Wherever the word "Atitirpinimas" shows up in a line, please copy that line.

┄┄┄┄┄┄

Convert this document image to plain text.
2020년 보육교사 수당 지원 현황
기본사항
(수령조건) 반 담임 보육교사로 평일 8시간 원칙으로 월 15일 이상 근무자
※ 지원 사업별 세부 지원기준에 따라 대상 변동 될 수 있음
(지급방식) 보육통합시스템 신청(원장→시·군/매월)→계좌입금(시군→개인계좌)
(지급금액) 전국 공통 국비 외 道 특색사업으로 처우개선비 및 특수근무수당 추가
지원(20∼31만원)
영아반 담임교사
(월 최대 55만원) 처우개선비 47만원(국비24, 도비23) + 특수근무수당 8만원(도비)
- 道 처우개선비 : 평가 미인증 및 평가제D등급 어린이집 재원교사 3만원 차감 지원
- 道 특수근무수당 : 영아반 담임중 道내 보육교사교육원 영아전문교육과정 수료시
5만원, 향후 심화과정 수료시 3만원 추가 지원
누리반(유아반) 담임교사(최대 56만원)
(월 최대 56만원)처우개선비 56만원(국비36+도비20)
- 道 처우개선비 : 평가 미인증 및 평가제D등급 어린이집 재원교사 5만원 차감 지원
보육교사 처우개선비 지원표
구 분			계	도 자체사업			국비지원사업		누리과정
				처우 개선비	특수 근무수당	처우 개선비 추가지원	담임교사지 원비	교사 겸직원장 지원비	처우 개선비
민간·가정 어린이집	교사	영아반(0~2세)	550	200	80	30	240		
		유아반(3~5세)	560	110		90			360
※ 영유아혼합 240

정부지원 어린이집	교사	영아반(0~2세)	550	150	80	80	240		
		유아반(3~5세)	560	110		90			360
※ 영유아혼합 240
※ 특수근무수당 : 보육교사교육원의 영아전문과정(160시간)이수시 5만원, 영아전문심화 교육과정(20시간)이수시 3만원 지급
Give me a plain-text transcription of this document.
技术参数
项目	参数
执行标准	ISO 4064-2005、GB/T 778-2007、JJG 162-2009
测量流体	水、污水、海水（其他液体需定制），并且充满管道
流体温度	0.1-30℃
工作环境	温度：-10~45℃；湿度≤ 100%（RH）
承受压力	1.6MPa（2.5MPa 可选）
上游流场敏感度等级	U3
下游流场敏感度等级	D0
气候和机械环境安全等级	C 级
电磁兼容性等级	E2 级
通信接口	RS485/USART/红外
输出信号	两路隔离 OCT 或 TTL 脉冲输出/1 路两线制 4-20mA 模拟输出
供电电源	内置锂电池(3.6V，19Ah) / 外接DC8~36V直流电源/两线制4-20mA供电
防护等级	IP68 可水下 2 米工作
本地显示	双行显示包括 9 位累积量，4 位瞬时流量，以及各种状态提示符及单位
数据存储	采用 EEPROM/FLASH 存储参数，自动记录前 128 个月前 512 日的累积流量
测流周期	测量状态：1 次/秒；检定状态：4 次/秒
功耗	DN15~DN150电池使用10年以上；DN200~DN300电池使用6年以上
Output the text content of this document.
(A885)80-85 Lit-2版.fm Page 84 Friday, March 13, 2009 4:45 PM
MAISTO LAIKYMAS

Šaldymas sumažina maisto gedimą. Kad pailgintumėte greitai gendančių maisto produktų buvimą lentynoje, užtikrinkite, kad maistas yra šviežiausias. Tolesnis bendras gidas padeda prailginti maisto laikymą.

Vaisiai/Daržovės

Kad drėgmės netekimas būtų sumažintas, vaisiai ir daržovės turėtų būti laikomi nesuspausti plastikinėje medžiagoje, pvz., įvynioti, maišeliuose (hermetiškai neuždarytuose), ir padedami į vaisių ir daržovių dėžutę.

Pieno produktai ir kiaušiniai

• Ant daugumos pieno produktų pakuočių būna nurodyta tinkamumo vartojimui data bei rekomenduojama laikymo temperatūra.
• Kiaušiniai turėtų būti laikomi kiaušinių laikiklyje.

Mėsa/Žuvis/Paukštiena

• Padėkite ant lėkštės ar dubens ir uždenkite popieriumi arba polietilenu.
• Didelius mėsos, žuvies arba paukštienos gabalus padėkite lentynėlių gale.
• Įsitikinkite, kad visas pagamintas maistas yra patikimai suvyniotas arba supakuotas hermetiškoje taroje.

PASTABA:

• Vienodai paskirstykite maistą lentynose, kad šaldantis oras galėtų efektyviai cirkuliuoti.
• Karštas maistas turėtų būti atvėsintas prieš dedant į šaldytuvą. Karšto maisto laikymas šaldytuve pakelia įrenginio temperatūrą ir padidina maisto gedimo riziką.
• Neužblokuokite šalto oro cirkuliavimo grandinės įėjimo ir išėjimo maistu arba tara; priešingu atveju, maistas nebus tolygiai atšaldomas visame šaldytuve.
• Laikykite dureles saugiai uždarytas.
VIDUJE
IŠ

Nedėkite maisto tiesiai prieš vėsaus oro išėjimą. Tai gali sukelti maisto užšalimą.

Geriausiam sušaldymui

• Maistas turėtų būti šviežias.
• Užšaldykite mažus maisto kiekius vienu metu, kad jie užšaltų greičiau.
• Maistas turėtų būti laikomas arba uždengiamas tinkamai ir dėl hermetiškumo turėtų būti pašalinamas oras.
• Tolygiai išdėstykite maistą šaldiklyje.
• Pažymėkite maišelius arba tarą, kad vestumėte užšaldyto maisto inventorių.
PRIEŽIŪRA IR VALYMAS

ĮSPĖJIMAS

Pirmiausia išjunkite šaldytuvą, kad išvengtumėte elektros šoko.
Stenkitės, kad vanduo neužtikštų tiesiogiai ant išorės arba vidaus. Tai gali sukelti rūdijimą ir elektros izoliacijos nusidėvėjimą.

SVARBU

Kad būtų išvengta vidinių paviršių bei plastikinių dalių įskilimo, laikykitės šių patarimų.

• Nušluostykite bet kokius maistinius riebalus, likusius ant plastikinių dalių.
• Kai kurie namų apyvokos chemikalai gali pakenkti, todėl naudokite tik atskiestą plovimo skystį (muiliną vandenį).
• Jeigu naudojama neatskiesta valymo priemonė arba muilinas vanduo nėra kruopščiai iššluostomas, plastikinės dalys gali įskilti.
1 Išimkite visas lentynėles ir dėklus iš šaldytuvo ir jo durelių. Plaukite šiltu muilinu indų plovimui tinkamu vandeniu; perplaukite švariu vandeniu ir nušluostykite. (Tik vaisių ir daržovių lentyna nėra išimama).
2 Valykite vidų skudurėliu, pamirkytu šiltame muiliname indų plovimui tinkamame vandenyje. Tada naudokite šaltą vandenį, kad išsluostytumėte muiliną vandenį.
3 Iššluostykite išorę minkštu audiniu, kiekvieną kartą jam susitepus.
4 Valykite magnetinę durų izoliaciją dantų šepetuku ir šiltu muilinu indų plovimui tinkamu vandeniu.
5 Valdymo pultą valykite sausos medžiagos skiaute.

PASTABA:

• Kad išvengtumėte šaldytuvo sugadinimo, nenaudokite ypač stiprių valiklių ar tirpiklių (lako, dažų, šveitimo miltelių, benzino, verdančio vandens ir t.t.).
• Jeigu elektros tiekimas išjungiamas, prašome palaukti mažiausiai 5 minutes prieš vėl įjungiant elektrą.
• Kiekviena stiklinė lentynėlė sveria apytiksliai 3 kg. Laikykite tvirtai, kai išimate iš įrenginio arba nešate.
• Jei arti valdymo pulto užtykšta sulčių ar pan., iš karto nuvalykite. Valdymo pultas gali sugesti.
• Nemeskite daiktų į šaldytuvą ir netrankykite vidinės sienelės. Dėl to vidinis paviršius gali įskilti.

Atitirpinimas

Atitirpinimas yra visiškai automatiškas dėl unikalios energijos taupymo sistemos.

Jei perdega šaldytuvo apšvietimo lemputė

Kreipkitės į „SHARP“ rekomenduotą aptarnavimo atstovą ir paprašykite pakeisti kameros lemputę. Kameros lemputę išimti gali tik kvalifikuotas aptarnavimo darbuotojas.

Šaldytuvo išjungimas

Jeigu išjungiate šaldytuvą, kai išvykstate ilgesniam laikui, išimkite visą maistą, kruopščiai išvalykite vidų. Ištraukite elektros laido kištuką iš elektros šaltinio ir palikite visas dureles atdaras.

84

┄┄┄┄┄┄

### [ANSWER TO THIS EXERCISE]
Atitirpinimas
Atitirpinimas yra visiškai automatiškas dėl unikalios energijos taupymo sistemos.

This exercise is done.